== THE REQUEST ==
Copy everything in the data below exactly except the pictures.

== RECORDED INFORMATION ==
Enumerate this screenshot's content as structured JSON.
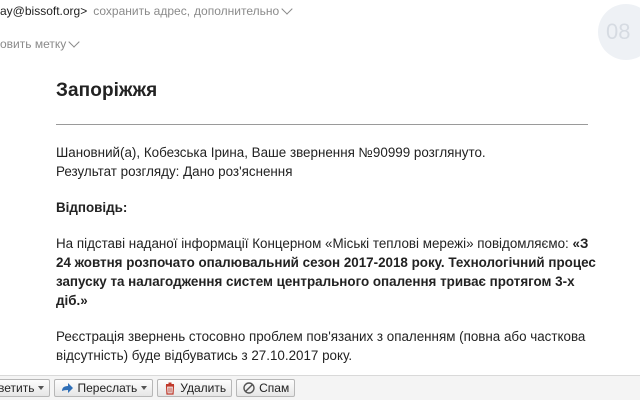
{
  "header": {
    "sender_email": "ay@bissoft.org>",
    "save_address": "сохранить адрес",
    "separator": ",",
    "more": "дополнительно",
    "label_action": "овить метку"
  },
  "message": {
    "title": "Запоріжжя",
    "greeting_line1": "Шановний(а), Кобезська Ірина, Ваше звернення №90999 розглянуто.",
    "greeting_line2": "Результат розгляду: Дано роз'яснення",
    "answer_heading": "Відповідь:",
    "answer_intro": "На підставі наданої інформації Концерном «Міські теплові мережі» повідомляємо: ",
    "answer_bold": "«З 24 жовтня розпочато опалювальний сезон 2017-2018 року. Технологічний процес запуску та налагодження систем центрального опалення триває протягом 3-х діб.»",
    "registration_note": "Реєстрація звернень стосовно проблем пов'язаних з опаленням (повна або часткова відсутність) буде відбуватись з 27.10.2017 року."
  },
  "toolbar": {
    "reply_label": "ветить",
    "forward_label": "Переслать",
    "delete_label": "Удалить",
    "spam_label": "Спам"
  },
  "corner_badge": "08",
  "colors": {
    "text": "#222222",
    "muted": "#8a8a8a",
    "rule": "#9a9a9a",
    "delete_icon": "#c0392b",
    "forward_icon": "#2f6fb7"
  }
}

== TASK OUTPUT ==
Enumerate this screenshot's content as structured JSON.
{
  "header": {
    "sender_email": "ay@bissoft.org>",
    "save_address": "сохранить адрес",
    "separator": ",",
    "more": "дополнительно",
    "label_action": "овить метку"
  },
  "message": {
    "title": "Запоріжжя",
    "greeting_line1": "Шановний(а), Кобезська Ірина, Ваше звернення №90999 розглянуто.",
    "greeting_line2": "Результат розгляду: Дано роз'яснення",
    "answer_heading": "Відповідь:",
    "answer_intro": "На підставі наданої інформації Концерном «Міські теплові мережі» повідомляємо: ",
    "answer_bold": "«З 24 жовтня розпочато опалювальний сезон 2017-2018 року. Технологічний процес запуску та налагодження систем центрального опалення триває протягом 3-х діб.»",
    "registration_note": "Реєстрація звернень стосовно проблем пов'язаних з опаленням (повна або часткова відсутність) буде відбуватись з 27.10.2017 року."
  },
  "toolbar": {
    "reply_label": "ветить",
    "forward_label": "Переслать",
    "delete_label": "Удалить",
    "spam_label": "Спам"
  },
  "corner_badge": "08",
  "colors": {
    "text": "#222222",
    "muted": "#8a8a8a",
    "rule": "#9a9a9a",
    "delete_icon": "#c0392b",
    "forward_icon": "#2f6fb7"
  }
}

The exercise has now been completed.